**Set task**
Write out each record again exactly as it stands.

--- Start Information supplied ---

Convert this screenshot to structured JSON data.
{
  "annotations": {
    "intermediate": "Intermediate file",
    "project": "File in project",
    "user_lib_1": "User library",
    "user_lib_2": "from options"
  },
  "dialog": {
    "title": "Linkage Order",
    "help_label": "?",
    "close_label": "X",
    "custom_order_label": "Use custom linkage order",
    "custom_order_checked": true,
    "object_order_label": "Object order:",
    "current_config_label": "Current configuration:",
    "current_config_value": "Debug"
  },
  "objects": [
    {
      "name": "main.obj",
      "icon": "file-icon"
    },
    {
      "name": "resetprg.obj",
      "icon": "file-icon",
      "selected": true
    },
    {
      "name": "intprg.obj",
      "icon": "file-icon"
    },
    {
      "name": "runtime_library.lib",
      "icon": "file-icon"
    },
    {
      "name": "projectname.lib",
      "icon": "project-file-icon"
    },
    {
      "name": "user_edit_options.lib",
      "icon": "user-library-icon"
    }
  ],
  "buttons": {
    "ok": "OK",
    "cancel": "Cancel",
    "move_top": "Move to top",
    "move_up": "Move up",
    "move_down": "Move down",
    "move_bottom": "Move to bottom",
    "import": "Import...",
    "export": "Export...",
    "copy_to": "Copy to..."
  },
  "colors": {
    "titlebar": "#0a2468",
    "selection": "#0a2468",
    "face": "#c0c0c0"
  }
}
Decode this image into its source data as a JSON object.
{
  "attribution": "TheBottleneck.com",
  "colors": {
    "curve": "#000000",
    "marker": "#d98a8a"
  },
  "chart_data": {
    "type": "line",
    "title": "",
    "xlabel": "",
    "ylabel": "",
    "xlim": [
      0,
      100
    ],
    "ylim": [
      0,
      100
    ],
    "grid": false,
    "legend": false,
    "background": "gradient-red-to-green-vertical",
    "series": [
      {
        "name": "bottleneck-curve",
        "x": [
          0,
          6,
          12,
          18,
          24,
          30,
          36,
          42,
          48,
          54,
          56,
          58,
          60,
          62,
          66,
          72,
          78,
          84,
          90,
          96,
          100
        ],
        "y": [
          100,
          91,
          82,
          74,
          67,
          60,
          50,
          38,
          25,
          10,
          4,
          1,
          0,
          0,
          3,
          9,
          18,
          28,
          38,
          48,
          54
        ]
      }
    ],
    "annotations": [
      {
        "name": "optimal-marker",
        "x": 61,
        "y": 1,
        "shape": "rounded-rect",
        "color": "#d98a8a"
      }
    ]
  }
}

--- End Information supplied ---

**Task response**
Convert this screenshot to structured JSON data.
{
  "annotations": {
    "intermediate": "Intermediate file",
    "project": "File in project",
    "user_lib_1": "User library",
    "user_lib_2": "from options"
  },
  "dialog": {
    "title": "Linkage Order",
    "help_label": "?",
    "close_label": "X",
    "custom_order_label": "Use custom linkage order",
    "custom_order_checked": true,
    "object_order_label": "Object order:",
    "current_config_label": "Current configuration:",
    "current_config_value": "Debug"
  },
  "objects": [
    {
      "name": "main.obj",
      "icon": "file-icon"
    },
    {
      "name": "resetprg.obj",
      "icon": "file-icon",
      "selected": true
    },
    {
      "name": "intprg.obj",
      "icon": "file-icon"
    },
    {
      "name": "runtime_library.lib",
      "icon": "file-icon"
    },
    {
      "name": "projectname.lib",
      "icon": "project-file-icon"
    },
    {
      "name": "user_edit_options.lib",
      "icon": "user-library-icon"
    }
  ],
  "buttons": {
    "ok": "OK",
    "cancel": "Cancel",
    "move_top": "Move to top",
    "move_up": "Move up",
    "move_down": "Move down",
    "move_bottom": "Move to bottom",
    "import": "Import...",
    "export": "Export...",
    "copy_to": "Copy to..."
  },
  "colors": {
    "titlebar": "#0a2468",
    "selection": "#0a2468",
    "face": "#c0c0c0"
  }
}
Decode this image into its source data as a JSON object.
{
  "attribution": "TheBottleneck.com",
  "colors": {
    "curve": "#000000",
    "marker": "#d98a8a"
  },
  "chart_data": {
    "type": "line",
    "title": "",
    "xlabel": "",
    "ylabel": "",
    "xlim": [
      0,
      100
    ],
    "ylim": [
      0,
      100
    ],
    "grid": false,
    "legend": false,
    "background": "gradient-red-to-green-vertical",
    "series": [
      {
        "name": "bottleneck-curve",
        "x": [
          0,
          6,
          12,
          18,
          24,
          30,
          36,
          42,
          48,
          54,
          56,
          58,
          60,
          62,
          66,
          72,
          78,
          84,
          90,
          96,
          100
        ],
        "y": [
          100,
          91,
          82,
          74,
          67,
          60,
          50,
          38,
          25,
          10,
          4,
          1,
          0,
          0,
          3,
          9,
          18,
          28,
          38,
          48,
          54
        ]
      }
    ],
    "annotations": [
      {
        "name": "optimal-marker",
        "x": 61,
        "y": 1,
        "shape": "rounded-rect",
        "color": "#d98a8a"
      }
    ]
  }
}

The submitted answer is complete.